** START **

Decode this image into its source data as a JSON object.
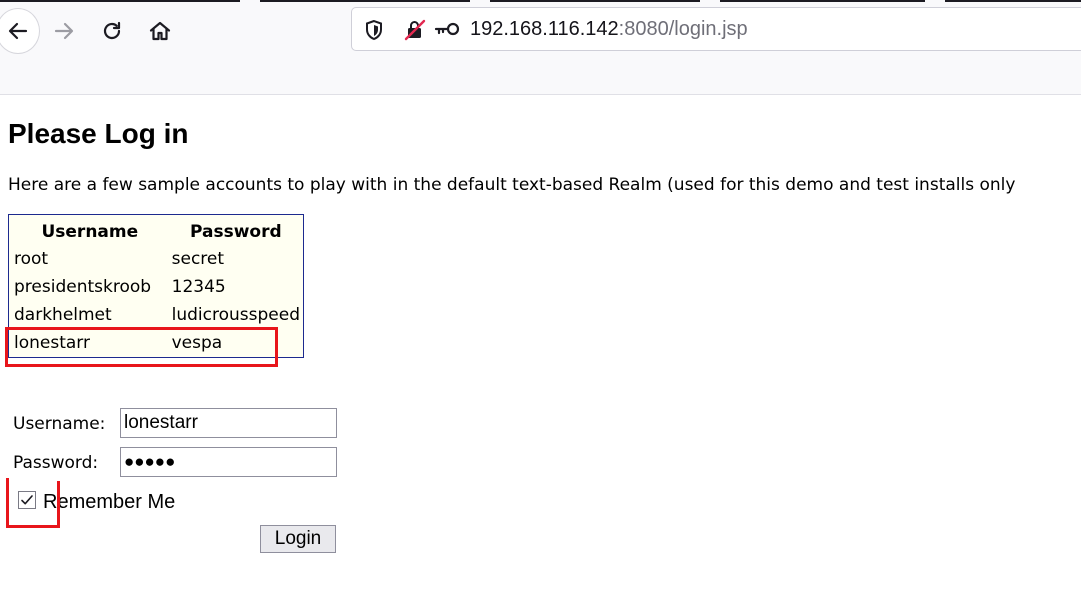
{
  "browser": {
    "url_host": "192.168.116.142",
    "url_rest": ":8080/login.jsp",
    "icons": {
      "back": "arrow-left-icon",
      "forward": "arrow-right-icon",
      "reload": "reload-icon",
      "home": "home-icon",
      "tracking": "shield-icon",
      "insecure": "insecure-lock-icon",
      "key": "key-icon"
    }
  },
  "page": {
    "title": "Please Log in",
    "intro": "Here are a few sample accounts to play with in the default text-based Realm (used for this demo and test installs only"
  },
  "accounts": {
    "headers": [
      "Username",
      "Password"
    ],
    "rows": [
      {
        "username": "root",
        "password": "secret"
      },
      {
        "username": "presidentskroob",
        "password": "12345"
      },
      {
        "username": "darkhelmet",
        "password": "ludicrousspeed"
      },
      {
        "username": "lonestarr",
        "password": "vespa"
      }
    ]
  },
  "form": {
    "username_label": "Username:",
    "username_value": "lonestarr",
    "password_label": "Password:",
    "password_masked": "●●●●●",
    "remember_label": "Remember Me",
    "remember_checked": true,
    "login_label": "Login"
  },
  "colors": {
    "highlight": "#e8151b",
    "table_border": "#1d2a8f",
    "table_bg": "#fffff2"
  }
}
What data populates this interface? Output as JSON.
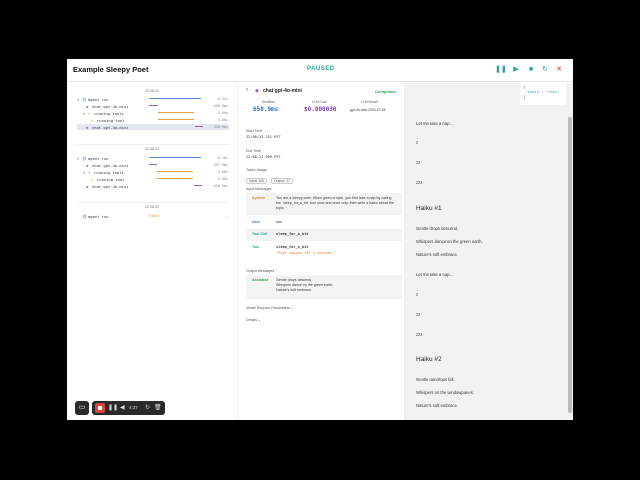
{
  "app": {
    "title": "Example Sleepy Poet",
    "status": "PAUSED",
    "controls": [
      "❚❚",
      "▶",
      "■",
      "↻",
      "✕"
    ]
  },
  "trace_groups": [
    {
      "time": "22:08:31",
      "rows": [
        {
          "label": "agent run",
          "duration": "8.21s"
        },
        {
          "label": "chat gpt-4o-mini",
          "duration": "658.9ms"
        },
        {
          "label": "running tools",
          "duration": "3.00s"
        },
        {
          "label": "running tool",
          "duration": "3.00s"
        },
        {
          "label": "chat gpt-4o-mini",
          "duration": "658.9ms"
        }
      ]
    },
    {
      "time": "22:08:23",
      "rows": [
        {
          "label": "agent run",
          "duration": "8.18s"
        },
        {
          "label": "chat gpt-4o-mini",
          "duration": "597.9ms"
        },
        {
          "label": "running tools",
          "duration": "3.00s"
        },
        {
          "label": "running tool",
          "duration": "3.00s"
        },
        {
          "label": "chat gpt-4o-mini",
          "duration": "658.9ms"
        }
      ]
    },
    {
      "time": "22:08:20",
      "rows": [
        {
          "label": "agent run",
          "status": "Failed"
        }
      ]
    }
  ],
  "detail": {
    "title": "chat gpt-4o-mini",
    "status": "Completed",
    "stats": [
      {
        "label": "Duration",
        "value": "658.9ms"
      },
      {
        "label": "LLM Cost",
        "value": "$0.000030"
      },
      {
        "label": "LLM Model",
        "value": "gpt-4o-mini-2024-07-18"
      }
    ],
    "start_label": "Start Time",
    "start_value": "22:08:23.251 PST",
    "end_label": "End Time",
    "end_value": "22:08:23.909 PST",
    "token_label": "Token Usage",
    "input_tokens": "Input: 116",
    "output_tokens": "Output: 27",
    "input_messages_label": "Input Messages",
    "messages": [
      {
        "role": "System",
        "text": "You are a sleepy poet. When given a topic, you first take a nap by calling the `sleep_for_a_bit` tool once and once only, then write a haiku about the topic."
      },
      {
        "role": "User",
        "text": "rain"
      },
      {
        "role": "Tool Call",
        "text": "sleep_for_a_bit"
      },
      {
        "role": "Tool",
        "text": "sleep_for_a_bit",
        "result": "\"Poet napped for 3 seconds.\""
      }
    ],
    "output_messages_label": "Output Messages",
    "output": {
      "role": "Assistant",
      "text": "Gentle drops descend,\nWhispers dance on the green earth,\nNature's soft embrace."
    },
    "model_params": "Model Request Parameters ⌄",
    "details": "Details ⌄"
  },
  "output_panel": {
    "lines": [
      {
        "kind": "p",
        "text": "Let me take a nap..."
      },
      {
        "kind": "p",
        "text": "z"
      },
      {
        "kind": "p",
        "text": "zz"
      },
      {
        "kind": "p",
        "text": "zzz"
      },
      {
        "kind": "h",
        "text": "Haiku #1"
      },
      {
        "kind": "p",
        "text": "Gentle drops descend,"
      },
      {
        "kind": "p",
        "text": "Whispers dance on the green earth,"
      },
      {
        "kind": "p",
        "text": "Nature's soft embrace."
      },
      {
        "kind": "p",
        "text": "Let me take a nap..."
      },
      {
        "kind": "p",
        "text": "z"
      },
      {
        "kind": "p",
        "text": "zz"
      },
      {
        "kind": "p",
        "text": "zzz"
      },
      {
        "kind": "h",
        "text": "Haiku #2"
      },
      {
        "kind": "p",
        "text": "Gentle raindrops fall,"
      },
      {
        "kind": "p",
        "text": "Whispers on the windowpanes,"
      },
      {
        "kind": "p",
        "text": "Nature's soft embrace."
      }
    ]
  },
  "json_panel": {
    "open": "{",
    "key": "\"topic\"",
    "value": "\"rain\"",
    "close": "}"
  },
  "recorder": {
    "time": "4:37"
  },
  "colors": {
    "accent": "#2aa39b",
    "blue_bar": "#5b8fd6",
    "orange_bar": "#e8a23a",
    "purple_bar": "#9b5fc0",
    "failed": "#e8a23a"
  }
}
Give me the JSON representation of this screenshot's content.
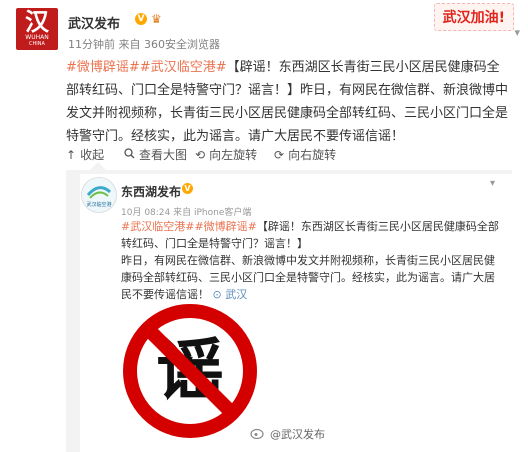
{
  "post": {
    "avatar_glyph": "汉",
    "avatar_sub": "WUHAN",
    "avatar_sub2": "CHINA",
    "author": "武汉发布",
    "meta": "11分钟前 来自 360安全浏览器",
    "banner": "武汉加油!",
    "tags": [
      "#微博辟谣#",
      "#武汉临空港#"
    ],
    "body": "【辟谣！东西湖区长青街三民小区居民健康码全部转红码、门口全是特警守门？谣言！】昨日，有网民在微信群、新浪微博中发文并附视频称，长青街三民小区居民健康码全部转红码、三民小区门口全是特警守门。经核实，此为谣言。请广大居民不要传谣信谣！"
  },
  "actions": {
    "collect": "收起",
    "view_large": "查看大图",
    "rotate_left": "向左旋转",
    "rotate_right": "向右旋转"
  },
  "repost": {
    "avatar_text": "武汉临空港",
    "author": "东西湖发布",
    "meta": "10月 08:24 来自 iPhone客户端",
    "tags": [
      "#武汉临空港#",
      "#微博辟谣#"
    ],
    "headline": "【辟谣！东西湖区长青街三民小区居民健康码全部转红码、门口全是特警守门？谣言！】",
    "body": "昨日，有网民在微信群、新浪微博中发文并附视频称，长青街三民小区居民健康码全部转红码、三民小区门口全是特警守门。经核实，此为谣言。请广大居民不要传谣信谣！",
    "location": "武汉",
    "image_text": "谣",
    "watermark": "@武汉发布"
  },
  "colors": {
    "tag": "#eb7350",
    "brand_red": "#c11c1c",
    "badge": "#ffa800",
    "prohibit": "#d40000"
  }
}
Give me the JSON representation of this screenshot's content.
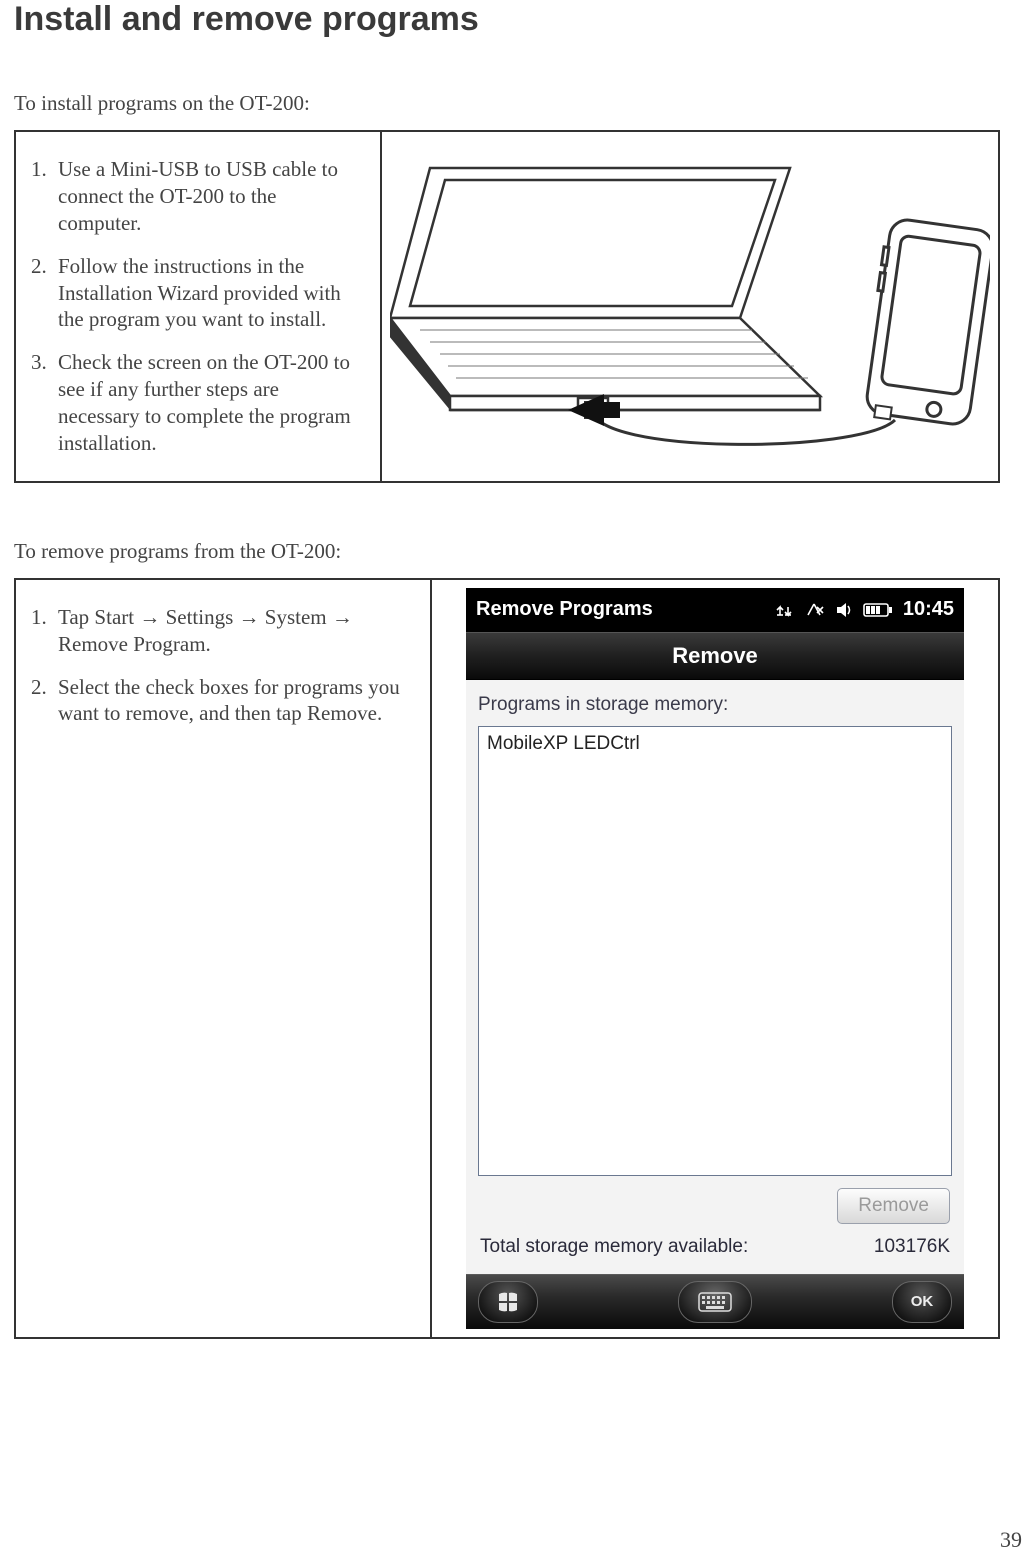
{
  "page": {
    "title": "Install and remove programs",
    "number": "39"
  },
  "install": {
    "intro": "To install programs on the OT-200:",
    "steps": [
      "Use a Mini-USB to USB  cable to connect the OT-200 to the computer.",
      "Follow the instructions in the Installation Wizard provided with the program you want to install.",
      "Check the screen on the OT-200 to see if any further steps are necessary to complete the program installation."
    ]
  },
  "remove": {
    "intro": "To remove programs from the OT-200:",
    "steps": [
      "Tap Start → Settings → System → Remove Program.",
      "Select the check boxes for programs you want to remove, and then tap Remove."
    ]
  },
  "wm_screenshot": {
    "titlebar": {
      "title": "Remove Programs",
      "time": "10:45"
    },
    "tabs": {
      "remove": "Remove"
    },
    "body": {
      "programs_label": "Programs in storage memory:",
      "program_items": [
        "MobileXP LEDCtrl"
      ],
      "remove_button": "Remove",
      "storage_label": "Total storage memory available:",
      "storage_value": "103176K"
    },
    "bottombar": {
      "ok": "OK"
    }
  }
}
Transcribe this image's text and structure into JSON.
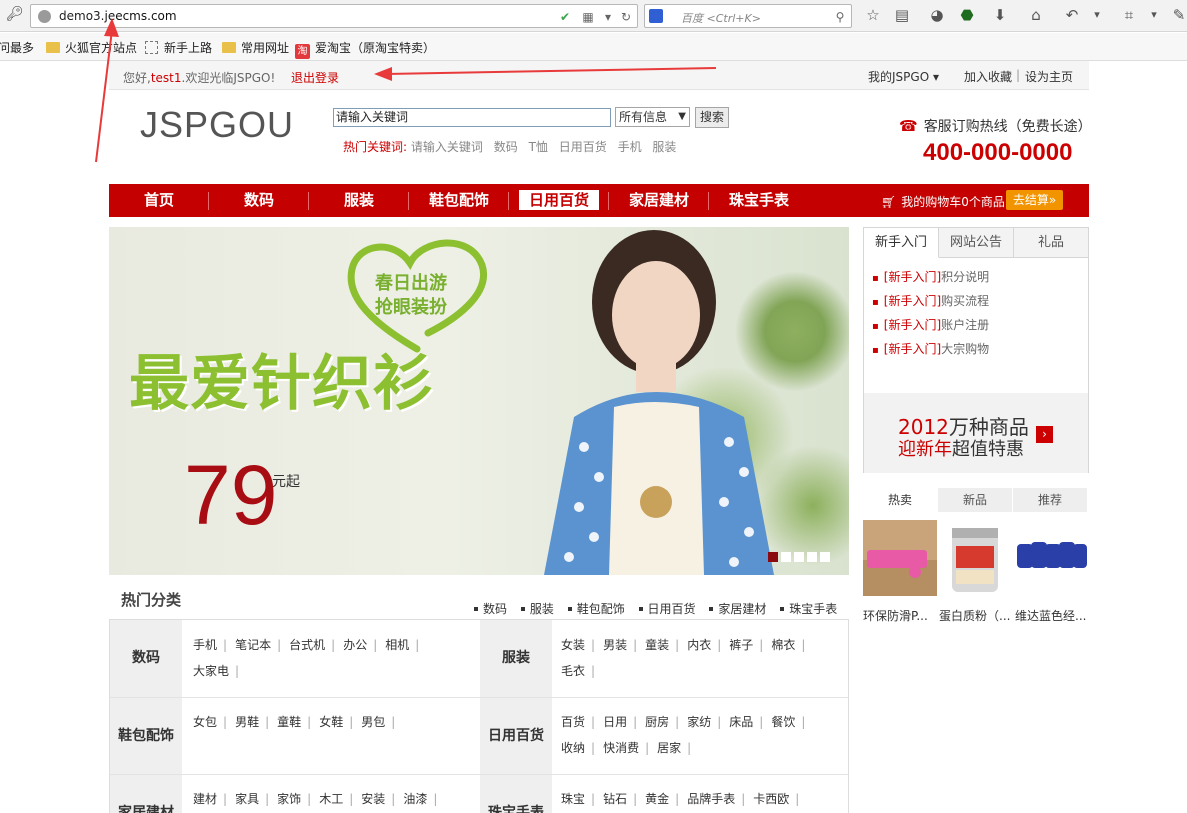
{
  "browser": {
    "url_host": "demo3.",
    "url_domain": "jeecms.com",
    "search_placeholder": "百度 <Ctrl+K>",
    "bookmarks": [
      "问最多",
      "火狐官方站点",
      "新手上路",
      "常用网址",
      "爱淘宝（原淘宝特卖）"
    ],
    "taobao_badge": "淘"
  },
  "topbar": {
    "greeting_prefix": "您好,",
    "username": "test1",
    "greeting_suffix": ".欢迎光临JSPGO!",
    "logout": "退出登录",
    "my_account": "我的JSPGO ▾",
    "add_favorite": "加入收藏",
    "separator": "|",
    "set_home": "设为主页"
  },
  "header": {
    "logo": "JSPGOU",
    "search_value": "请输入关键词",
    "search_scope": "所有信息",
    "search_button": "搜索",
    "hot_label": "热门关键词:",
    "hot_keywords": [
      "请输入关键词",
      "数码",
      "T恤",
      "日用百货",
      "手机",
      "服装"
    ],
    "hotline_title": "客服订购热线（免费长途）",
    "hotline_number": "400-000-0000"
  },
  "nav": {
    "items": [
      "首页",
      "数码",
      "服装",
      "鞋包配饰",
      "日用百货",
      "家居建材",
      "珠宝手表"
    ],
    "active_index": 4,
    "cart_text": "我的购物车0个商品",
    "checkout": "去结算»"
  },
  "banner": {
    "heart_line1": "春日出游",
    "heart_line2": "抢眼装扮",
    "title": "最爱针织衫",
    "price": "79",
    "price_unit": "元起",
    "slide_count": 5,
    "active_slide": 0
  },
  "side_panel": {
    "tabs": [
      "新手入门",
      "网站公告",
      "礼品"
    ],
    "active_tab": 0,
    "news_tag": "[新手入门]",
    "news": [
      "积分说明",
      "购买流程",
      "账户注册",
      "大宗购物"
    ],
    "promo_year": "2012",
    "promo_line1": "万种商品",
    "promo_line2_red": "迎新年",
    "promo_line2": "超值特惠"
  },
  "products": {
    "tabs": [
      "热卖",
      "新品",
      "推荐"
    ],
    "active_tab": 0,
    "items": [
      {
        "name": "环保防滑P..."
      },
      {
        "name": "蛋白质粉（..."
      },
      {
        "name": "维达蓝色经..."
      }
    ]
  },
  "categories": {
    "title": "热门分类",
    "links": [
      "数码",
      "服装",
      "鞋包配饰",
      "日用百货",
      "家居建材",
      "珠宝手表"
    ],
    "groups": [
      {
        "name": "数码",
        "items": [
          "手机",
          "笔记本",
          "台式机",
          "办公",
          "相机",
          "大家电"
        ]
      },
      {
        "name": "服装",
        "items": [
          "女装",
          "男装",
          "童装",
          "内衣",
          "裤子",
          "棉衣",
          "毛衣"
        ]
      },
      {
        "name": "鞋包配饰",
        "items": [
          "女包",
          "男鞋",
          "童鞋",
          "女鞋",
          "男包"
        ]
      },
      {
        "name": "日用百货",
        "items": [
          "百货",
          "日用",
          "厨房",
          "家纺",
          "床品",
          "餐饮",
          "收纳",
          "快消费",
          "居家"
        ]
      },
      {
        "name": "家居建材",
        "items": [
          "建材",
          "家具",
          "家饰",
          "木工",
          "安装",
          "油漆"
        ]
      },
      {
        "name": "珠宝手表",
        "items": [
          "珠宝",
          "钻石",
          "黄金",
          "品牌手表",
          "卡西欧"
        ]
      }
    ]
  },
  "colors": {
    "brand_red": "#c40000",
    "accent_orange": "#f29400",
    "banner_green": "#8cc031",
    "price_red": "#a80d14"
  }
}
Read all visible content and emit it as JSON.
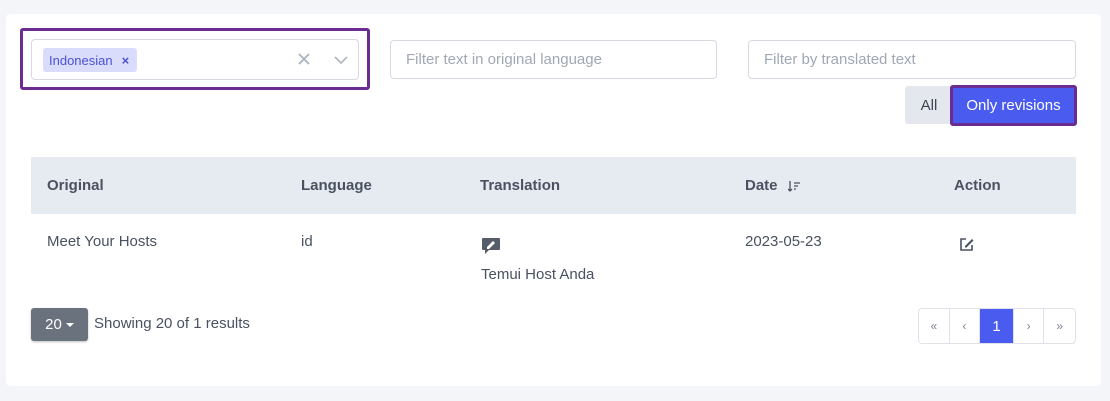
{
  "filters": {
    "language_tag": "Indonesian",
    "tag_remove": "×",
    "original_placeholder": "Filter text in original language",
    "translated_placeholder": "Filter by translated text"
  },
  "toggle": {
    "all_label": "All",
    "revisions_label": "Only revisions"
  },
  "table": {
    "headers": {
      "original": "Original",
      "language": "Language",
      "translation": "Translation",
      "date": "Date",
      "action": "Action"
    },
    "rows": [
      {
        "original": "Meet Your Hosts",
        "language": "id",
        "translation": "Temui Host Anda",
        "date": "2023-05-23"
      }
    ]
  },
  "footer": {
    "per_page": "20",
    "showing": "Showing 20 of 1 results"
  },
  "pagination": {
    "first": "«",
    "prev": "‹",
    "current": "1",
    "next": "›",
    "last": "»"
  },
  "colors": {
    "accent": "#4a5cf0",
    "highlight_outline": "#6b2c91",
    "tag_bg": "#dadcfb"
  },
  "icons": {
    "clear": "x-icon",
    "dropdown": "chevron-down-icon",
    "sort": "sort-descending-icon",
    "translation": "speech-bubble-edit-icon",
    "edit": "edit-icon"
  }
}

** END **

Task details
Which lines above contain "lonestarr"? Show each of them.

Correct output
        "username": "lonestarr",
    "username_value": "lonestarr",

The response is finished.